## Task instructions
Will you give the material below again, every line exactly as it is?

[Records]
================================
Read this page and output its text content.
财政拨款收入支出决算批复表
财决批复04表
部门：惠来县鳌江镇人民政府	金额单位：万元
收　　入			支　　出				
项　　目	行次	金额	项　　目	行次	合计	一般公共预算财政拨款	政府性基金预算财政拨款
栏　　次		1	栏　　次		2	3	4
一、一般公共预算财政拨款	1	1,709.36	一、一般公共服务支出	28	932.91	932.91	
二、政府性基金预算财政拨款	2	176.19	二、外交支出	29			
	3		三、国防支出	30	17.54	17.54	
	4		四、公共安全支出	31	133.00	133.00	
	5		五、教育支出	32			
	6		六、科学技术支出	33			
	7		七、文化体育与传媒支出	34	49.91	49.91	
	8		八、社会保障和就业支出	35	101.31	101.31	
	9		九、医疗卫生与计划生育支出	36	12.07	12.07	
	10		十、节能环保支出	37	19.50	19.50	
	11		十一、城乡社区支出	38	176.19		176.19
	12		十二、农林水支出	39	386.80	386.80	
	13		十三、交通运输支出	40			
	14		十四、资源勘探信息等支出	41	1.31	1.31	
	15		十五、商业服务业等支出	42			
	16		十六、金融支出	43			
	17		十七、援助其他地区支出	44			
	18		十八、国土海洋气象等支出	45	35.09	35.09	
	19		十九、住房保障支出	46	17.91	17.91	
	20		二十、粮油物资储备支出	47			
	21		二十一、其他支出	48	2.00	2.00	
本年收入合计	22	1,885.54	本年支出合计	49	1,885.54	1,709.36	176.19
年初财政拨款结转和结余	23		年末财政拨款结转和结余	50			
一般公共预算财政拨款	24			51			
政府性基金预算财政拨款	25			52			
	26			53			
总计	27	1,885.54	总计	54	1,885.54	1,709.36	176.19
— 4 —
================================
## Solution for this task
Read this page and output its text content.
财政拨款收入支出决算批复表
财决批复04表
部门：惠来县鳌江镇人民政府	金额单位：万元
收　　入			支　　出				
项　　目	行次	金额	项　　目	行次	合计	一般公共预算财政拨款	政府性基金预算财政拨款
栏　　次		1	栏　　次		2	3	4
一、一般公共预算财政拨款	1	1,709.36	一、一般公共服务支出	28	932.91	932.91	
二、政府性基金预算财政拨款	2	176.19	二、外交支出	29			
	3		三、国防支出	30	17.54	17.54	
	4		四、公共安全支出	31	133.00	133.00	
	5		五、教育支出	32			
	6		六、科学技术支出	33			
	7		七、文化体育与传媒支出	34	49.91	49.91	
	8		八、社会保障和就业支出	35	101.31	101.31	
	9		九、医疗卫生与计划生育支出	36	12.07	12.07	
	10		十、节能环保支出	37	19.50	19.50	
	11		十一、城乡社区支出	38	176.19		176.19
	12		十二、农林水支出	39	386.80	386.80	
	13		十三、交通运输支出	40			
	14		十四、资源勘探信息等支出	41	1.31	1.31	
	15		十五、商业服务业等支出	42			
	16		十六、金融支出	43			
	17		十七、援助其他地区支出	44			
	18		十八、国土海洋气象等支出	45	35.09	35.09	
	19		十九、住房保障支出	46	17.91	17.91	
	20		二十、粮油物资储备支出	47			
	21		二十一、其他支出	48	2.00	2.00	
本年收入合计	22	1,885.54	本年支出合计	49	1,885.54	1,709.36	176.19
年初财政拨款结转和结余	23		年末财政拨款结转和结余	50			
一般公共预算财政拨款	24			51			
政府性基金预算财政拨款	25			52			
	26			53			
总计	27	1,885.54	总计	54	1,885.54	1,709.36	176.19
— 4 —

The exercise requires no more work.